_Short exercise_:
Read the data and repeat all of it exactly.

_Material supplied_:
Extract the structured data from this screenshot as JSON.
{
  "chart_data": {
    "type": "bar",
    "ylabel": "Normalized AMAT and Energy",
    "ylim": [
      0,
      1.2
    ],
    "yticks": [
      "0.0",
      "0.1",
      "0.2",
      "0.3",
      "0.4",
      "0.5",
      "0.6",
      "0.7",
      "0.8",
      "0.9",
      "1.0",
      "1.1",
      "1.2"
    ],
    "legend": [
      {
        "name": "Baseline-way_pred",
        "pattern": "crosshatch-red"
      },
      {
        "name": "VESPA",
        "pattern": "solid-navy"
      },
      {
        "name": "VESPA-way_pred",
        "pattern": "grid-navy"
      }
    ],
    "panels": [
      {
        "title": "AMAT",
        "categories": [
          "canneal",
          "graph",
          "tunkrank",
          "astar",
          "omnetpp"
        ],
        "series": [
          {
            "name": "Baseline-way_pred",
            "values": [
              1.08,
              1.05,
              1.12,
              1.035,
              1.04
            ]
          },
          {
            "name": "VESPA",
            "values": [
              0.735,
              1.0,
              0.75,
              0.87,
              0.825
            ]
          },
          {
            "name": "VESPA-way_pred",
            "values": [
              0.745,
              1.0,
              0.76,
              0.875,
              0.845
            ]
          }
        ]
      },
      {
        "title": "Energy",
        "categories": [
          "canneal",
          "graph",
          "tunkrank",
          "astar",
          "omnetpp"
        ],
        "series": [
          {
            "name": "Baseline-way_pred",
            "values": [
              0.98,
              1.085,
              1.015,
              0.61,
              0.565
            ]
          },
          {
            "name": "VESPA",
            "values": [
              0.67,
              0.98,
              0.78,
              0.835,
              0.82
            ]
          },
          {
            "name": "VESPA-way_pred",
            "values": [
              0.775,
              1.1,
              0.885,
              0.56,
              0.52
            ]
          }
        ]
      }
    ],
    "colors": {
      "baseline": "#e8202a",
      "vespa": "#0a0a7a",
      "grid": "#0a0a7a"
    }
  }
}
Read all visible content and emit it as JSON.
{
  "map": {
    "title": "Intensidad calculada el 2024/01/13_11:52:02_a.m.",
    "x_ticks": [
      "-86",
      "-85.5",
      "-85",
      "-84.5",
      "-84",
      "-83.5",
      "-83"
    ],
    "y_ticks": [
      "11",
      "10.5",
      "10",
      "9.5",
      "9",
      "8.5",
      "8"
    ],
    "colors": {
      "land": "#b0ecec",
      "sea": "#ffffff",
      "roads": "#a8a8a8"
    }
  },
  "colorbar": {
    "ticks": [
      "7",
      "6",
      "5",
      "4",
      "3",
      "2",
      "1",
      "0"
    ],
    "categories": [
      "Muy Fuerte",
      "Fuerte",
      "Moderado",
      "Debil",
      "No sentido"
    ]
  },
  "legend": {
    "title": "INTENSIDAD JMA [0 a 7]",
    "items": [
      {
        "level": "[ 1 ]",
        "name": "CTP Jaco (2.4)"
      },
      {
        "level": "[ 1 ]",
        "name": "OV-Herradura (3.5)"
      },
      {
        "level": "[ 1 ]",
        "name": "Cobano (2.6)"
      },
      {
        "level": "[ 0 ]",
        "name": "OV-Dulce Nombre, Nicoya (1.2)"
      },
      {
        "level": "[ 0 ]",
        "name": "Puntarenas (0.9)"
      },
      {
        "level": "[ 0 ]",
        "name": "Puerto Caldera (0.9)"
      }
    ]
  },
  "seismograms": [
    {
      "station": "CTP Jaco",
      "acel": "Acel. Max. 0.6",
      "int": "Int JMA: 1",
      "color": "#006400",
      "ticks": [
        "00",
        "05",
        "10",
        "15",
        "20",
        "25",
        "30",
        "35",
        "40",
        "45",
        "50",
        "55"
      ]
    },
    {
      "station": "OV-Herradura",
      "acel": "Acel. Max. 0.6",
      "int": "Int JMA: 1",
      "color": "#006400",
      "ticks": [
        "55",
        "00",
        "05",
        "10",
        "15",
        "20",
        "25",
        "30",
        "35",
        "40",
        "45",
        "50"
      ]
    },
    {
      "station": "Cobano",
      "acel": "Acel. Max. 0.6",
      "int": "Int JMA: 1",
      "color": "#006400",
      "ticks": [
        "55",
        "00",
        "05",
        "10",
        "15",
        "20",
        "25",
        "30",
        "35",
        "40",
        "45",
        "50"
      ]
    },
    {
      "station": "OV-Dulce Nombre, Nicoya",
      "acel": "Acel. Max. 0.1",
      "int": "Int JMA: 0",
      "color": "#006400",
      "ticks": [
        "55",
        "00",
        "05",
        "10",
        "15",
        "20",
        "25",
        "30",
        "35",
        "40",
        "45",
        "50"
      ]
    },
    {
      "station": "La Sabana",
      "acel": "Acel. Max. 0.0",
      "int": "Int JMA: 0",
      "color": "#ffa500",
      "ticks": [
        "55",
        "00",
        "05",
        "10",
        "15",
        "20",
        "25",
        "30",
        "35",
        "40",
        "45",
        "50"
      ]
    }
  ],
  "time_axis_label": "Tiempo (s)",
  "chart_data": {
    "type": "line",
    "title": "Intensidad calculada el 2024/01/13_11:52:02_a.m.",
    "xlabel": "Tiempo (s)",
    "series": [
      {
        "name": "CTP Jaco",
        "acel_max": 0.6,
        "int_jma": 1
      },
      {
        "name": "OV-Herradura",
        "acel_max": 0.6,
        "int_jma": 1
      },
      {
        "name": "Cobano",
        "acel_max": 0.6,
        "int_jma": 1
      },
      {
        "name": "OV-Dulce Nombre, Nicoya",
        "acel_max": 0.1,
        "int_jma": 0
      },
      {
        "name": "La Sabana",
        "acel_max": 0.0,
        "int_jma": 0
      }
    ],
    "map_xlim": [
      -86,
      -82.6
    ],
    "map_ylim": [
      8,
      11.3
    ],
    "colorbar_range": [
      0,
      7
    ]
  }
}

_Answer to the exercise_:
Extract the structured data from this screenshot as JSON.
{
  "chart_data": {
    "type": "bar",
    "ylabel": "Normalized AMAT and Energy",
    "ylim": [
      0,
      1.2
    ],
    "yticks": [
      "0.0",
      "0.1",
      "0.2",
      "0.3",
      "0.4",
      "0.5",
      "0.6",
      "0.7",
      "0.8",
      "0.9",
      "1.0",
      "1.1",
      "1.2"
    ],
    "legend": [
      {
        "name": "Baseline-way_pred",
        "pattern": "crosshatch-red"
      },
      {
        "name": "VESPA",
        "pattern": "solid-navy"
      },
      {
        "name": "VESPA-way_pred",
        "pattern": "grid-navy"
      }
    ],
    "panels": [
      {
        "title": "AMAT",
        "categories": [
          "canneal",
          "graph",
          "tunkrank",
          "astar",
          "omnetpp"
        ],
        "series": [
          {
            "name": "Baseline-way_pred",
            "values": [
              1.08,
              1.05,
              1.12,
              1.035,
              1.04
            ]
          },
          {
            "name": "VESPA",
            "values": [
              0.735,
              1.0,
              0.75,
              0.87,
              0.825
            ]
          },
          {
            "name": "VESPA-way_pred",
            "values": [
              0.745,
              1.0,
              0.76,
              0.875,
              0.845
            ]
          }
        ]
      },
      {
        "title": "Energy",
        "categories": [
          "canneal",
          "graph",
          "tunkrank",
          "astar",
          "omnetpp"
        ],
        "series": [
          {
            "name": "Baseline-way_pred",
            "values": [
              0.98,
              1.085,
              1.015,
              0.61,
              0.565
            ]
          },
          {
            "name": "VESPA",
            "values": [
              0.67,
              0.98,
              0.78,
              0.835,
              0.82
            ]
          },
          {
            "name": "VESPA-way_pred",
            "values": [
              0.775,
              1.1,
              0.885,
              0.56,
              0.52
            ]
          }
        ]
      }
    ],
    "colors": {
      "baseline": "#e8202a",
      "vespa": "#0a0a7a",
      "grid": "#0a0a7a"
    }
  }
}
Read all visible content and emit it as JSON.
{
  "map": {
    "title": "Intensidad calculada el 2024/01/13_11:52:02_a.m.",
    "x_ticks": [
      "-86",
      "-85.5",
      "-85",
      "-84.5",
      "-84",
      "-83.5",
      "-83"
    ],
    "y_ticks": [
      "11",
      "10.5",
      "10",
      "9.5",
      "9",
      "8.5",
      "8"
    ],
    "colors": {
      "land": "#b0ecec",
      "sea": "#ffffff",
      "roads": "#a8a8a8"
    }
  },
  "colorbar": {
    "ticks": [
      "7",
      "6",
      "5",
      "4",
      "3",
      "2",
      "1",
      "0"
    ],
    "categories": [
      "Muy Fuerte",
      "Fuerte",
      "Moderado",
      "Debil",
      "No sentido"
    ]
  },
  "legend": {
    "title": "INTENSIDAD JMA [0 a 7]",
    "items": [
      {
        "level": "[ 1 ]",
        "name": "CTP Jaco (2.4)"
      },
      {
        "level": "[ 1 ]",
        "name": "OV-Herradura (3.5)"
      },
      {
        "level": "[ 1 ]",
        "name": "Cobano (2.6)"
      },
      {
        "level": "[ 0 ]",
        "name": "OV-Dulce Nombre, Nicoya (1.2)"
      },
      {
        "level": "[ 0 ]",
        "name": "Puntarenas (0.9)"
      },
      {
        "level": "[ 0 ]",
        "name": "Puerto Caldera (0.9)"
      }
    ]
  },
  "seismograms": [
    {
      "station": "CTP Jaco",
      "acel": "Acel. Max. 0.6",
      "int": "Int JMA: 1",
      "color": "#006400",
      "ticks": [
        "00",
        "05",
        "10",
        "15",
        "20",
        "25",
        "30",
        "35",
        "40",
        "45",
        "50",
        "55"
      ]
    },
    {
      "station": "OV-Herradura",
      "acel": "Acel. Max. 0.6",
      "int": "Int JMA: 1",
      "color": "#006400",
      "ticks": [
        "55",
        "00",
        "05",
        "10",
        "15",
        "20",
        "25",
        "30",
        "35",
        "40",
        "45",
        "50"
      ]
    },
    {
      "station": "Cobano",
      "acel": "Acel. Max. 0.6",
      "int": "Int JMA: 1",
      "color": "#006400",
      "ticks": [
        "55",
        "00",
        "05",
        "10",
        "15",
        "20",
        "25",
        "30",
        "35",
        "40",
        "45",
        "50"
      ]
    },
    {
      "station": "OV-Dulce Nombre, Nicoya",
      "acel": "Acel. Max. 0.1",
      "int": "Int JMA: 0",
      "color": "#006400",
      "ticks": [
        "55",
        "00",
        "05",
        "10",
        "15",
        "20",
        "25",
        "30",
        "35",
        "40",
        "45",
        "50"
      ]
    },
    {
      "station": "La Sabana",
      "acel": "Acel. Max. 0.0",
      "int": "Int JMA: 0",
      "color": "#ffa500",
      "ticks": [
        "55",
        "00",
        "05",
        "10",
        "15",
        "20",
        "25",
        "30",
        "35",
        "40",
        "45",
        "50"
      ]
    }
  ],
  "time_axis_label": "Tiempo (s)",
  "chart_data": {
    "type": "line",
    "title": "Intensidad calculada el 2024/01/13_11:52:02_a.m.",
    "xlabel": "Tiempo (s)",
    "series": [
      {
        "name": "CTP Jaco",
        "acel_max": 0.6,
        "int_jma": 1
      },
      {
        "name": "OV-Herradura",
        "acel_max": 0.6,
        "int_jma": 1
      },
      {
        "name": "Cobano",
        "acel_max": 0.6,
        "int_jma": 1
      },
      {
        "name": "OV-Dulce Nombre, Nicoya",
        "acel_max": 0.1,
        "int_jma": 0
      },
      {
        "name": "La Sabana",
        "acel_max": 0.0,
        "int_jma": 0
      }
    ],
    "map_xlim": [
      -86,
      -82.6
    ],
    "map_ylim": [
      8,
      11.3
    ],
    "colorbar_range": [
      0,
      7
    ]
  }
}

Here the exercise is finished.